### INPUT FOR THIS TASK
........

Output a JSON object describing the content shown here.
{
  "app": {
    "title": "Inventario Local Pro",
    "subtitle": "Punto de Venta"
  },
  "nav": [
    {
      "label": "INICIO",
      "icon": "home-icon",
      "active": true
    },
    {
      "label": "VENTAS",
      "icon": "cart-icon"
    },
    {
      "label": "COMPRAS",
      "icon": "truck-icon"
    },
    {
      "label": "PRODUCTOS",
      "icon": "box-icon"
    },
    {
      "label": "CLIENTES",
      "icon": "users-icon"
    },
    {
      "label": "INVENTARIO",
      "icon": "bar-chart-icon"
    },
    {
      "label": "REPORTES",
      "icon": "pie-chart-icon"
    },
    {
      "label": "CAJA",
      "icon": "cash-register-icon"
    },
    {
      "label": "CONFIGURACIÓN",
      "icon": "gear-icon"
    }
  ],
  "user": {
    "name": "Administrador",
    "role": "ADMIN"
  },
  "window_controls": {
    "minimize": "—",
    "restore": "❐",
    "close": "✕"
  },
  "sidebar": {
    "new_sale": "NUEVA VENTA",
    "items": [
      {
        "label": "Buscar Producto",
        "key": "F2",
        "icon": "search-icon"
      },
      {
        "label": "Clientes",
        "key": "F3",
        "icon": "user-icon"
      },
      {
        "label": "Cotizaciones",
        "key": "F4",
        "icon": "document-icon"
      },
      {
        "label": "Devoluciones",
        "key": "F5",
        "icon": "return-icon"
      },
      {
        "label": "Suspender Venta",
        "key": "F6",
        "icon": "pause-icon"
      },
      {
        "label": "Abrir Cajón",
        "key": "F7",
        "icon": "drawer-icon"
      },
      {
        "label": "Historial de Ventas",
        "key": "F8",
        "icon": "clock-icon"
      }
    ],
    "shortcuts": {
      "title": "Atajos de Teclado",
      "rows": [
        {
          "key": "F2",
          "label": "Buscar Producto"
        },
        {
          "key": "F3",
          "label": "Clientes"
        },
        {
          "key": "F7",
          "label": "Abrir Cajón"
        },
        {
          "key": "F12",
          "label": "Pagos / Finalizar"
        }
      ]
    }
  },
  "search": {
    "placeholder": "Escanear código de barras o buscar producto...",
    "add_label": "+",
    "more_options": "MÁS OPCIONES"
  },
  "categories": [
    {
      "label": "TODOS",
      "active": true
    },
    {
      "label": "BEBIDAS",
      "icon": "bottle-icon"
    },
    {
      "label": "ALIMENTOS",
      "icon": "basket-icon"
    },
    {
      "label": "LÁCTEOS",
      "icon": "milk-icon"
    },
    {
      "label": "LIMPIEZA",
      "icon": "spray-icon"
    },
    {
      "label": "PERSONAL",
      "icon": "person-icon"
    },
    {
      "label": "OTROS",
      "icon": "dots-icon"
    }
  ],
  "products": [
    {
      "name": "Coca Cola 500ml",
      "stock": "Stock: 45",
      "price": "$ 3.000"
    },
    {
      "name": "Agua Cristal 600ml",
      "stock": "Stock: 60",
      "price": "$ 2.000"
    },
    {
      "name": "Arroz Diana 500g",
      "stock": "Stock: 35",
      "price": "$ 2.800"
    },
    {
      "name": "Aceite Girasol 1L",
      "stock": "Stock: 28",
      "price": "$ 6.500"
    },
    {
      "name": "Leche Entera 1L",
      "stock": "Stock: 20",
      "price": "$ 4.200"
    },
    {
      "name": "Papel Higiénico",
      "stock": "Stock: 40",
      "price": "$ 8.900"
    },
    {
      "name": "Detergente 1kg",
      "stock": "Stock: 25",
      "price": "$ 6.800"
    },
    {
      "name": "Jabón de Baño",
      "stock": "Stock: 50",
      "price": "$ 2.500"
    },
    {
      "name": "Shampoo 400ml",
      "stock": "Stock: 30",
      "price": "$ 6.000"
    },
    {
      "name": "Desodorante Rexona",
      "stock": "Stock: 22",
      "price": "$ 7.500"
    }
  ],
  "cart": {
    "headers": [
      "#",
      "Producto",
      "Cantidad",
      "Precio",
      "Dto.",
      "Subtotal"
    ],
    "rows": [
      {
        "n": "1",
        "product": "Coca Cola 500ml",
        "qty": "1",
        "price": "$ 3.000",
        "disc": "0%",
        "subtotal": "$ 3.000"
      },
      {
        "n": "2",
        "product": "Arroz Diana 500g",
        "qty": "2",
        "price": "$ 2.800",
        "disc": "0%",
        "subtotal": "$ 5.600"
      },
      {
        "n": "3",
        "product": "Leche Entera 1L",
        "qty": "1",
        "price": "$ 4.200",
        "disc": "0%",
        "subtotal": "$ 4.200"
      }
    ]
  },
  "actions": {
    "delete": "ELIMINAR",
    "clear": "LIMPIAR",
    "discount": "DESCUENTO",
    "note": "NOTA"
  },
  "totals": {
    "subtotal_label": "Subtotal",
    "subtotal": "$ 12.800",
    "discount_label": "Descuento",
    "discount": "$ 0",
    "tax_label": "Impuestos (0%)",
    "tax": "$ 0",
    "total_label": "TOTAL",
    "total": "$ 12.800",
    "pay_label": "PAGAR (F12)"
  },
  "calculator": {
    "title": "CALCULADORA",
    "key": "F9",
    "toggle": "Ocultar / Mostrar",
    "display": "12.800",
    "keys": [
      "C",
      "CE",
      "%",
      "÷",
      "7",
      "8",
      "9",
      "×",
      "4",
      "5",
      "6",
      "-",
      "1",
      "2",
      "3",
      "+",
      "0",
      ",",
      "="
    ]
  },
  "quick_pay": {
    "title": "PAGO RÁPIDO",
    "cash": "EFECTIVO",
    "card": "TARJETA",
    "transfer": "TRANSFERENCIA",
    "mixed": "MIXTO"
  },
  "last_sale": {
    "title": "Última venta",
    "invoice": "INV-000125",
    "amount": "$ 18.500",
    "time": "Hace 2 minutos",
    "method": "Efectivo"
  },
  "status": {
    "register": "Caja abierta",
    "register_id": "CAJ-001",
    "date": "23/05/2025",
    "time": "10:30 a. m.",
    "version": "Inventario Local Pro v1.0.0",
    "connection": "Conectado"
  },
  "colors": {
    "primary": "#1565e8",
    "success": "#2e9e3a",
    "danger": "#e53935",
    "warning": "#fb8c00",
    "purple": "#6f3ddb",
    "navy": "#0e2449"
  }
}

........

### WHAT TO WORK ON
Copy out all of the records above with nothing altered.

### TASK OUTPUT
Output a JSON object describing the content shown here.
{
  "app": {
    "title": "Inventario Local Pro",
    "subtitle": "Punto de Venta"
  },
  "nav": [
    {
      "label": "INICIO",
      "icon": "home-icon",
      "active": true
    },
    {
      "label": "VENTAS",
      "icon": "cart-icon"
    },
    {
      "label": "COMPRAS",
      "icon": "truck-icon"
    },
    {
      "label": "PRODUCTOS",
      "icon": "box-icon"
    },
    {
      "label": "CLIENTES",
      "icon": "users-icon"
    },
    {
      "label": "INVENTARIO",
      "icon": "bar-chart-icon"
    },
    {
      "label": "REPORTES",
      "icon": "pie-chart-icon"
    },
    {
      "label": "CAJA",
      "icon": "cash-register-icon"
    },
    {
      "label": "CONFIGURACIÓN",
      "icon": "gear-icon"
    }
  ],
  "user": {
    "name": "Administrador",
    "role": "ADMIN"
  },
  "window_controls": {
    "minimize": "—",
    "restore": "❐",
    "close": "✕"
  },
  "sidebar": {
    "new_sale": "NUEVA VENTA",
    "items": [
      {
        "label": "Buscar Producto",
        "key": "F2",
        "icon": "search-icon"
      },
      {
        "label": "Clientes",
        "key": "F3",
        "icon": "user-icon"
      },
      {
        "label": "Cotizaciones",
        "key": "F4",
        "icon": "document-icon"
      },
      {
        "label": "Devoluciones",
        "key": "F5",
        "icon": "return-icon"
      },
      {
        "label": "Suspender Venta",
        "key": "F6",
        "icon": "pause-icon"
      },
      {
        "label": "Abrir Cajón",
        "key": "F7",
        "icon": "drawer-icon"
      },
      {
        "label": "Historial de Ventas",
        "key": "F8",
        "icon": "clock-icon"
      }
    ],
    "shortcuts": {
      "title": "Atajos de Teclado",
      "rows": [
        {
          "key": "F2",
          "label": "Buscar Producto"
        },
        {
          "key": "F3",
          "label": "Clientes"
        },
        {
          "key": "F7",
          "label": "Abrir Cajón"
        },
        {
          "key": "F12",
          "label": "Pagos / Finalizar"
        }
      ]
    }
  },
  "search": {
    "placeholder": "Escanear código de barras o buscar producto...",
    "add_label": "+",
    "more_options": "MÁS OPCIONES"
  },
  "categories": [
    {
      "label": "TODOS",
      "active": true
    },
    {
      "label": "BEBIDAS",
      "icon": "bottle-icon"
    },
    {
      "label": "ALIMENTOS",
      "icon": "basket-icon"
    },
    {
      "label": "LÁCTEOS",
      "icon": "milk-icon"
    },
    {
      "label": "LIMPIEZA",
      "icon": "spray-icon"
    },
    {
      "label": "PERSONAL",
      "icon": "person-icon"
    },
    {
      "label": "OTROS",
      "icon": "dots-icon"
    }
  ],
  "products": [
    {
      "name": "Coca Cola 500ml",
      "stock": "Stock: 45",
      "price": "$ 3.000"
    },
    {
      "name": "Agua Cristal 600ml",
      "stock": "Stock: 60",
      "price": "$ 2.000"
    },
    {
      "name": "Arroz Diana 500g",
      "stock": "Stock: 35",
      "price": "$ 2.800"
    },
    {
      "name": "Aceite Girasol 1L",
      "stock": "Stock: 28",
      "price": "$ 6.500"
    },
    {
      "name": "Leche Entera 1L",
      "stock": "Stock: 20",
      "price": "$ 4.200"
    },
    {
      "name": "Papel Higiénico",
      "stock": "Stock: 40",
      "price": "$ 8.900"
    },
    {
      "name": "Detergente 1kg",
      "stock": "Stock: 25",
      "price": "$ 6.800"
    },
    {
      "name": "Jabón de Baño",
      "stock": "Stock: 50",
      "price": "$ 2.500"
    },
    {
      "name": "Shampoo 400ml",
      "stock": "Stock: 30",
      "price": "$ 6.000"
    },
    {
      "name": "Desodorante Rexona",
      "stock": "Stock: 22",
      "price": "$ 7.500"
    }
  ],
  "cart": {
    "headers": [
      "#",
      "Producto",
      "Cantidad",
      "Precio",
      "Dto.",
      "Subtotal"
    ],
    "rows": [
      {
        "n": "1",
        "product": "Coca Cola 500ml",
        "qty": "1",
        "price": "$ 3.000",
        "disc": "0%",
        "subtotal": "$ 3.000"
      },
      {
        "n": "2",
        "product": "Arroz Diana 500g",
        "qty": "2",
        "price": "$ 2.800",
        "disc": "0%",
        "subtotal": "$ 5.600"
      },
      {
        "n": "3",
        "product": "Leche Entera 1L",
        "qty": "1",
        "price": "$ 4.200",
        "disc": "0%",
        "subtotal": "$ 4.200"
      }
    ]
  },
  "actions": {
    "delete": "ELIMINAR",
    "clear": "LIMPIAR",
    "discount": "DESCUENTO",
    "note": "NOTA"
  },
  "totals": {
    "subtotal_label": "Subtotal",
    "subtotal": "$ 12.800",
    "discount_label": "Descuento",
    "discount": "$ 0",
    "tax_label": "Impuestos (0%)",
    "tax": "$ 0",
    "total_label": "TOTAL",
    "total": "$ 12.800",
    "pay_label": "PAGAR (F12)"
  },
  "calculator": {
    "title": "CALCULADORA",
    "key": "F9",
    "toggle": "Ocultar / Mostrar",
    "display": "12.800",
    "keys": [
      "C",
      "CE",
      "%",
      "÷",
      "7",
      "8",
      "9",
      "×",
      "4",
      "5",
      "6",
      "-",
      "1",
      "2",
      "3",
      "+",
      "0",
      ",",
      "="
    ]
  },
  "quick_pay": {
    "title": "PAGO RÁPIDO",
    "cash": "EFECTIVO",
    "card": "TARJETA",
    "transfer": "TRANSFERENCIA",
    "mixed": "MIXTO"
  },
  "last_sale": {
    "title": "Última venta",
    "invoice": "INV-000125",
    "amount": "$ 18.500",
    "time": "Hace 2 minutos",
    "method": "Efectivo"
  },
  "status": {
    "register": "Caja abierta",
    "register_id": "CAJ-001",
    "date": "23/05/2025",
    "time": "10:30 a. m.",
    "version": "Inventario Local Pro v1.0.0",
    "connection": "Conectado"
  },
  "colors": {
    "primary": "#1565e8",
    "success": "#2e9e3a",
    "danger": "#e53935",
    "warning": "#fb8c00",
    "purple": "#6f3ddb",
    "navy": "#0e2449"
  }
}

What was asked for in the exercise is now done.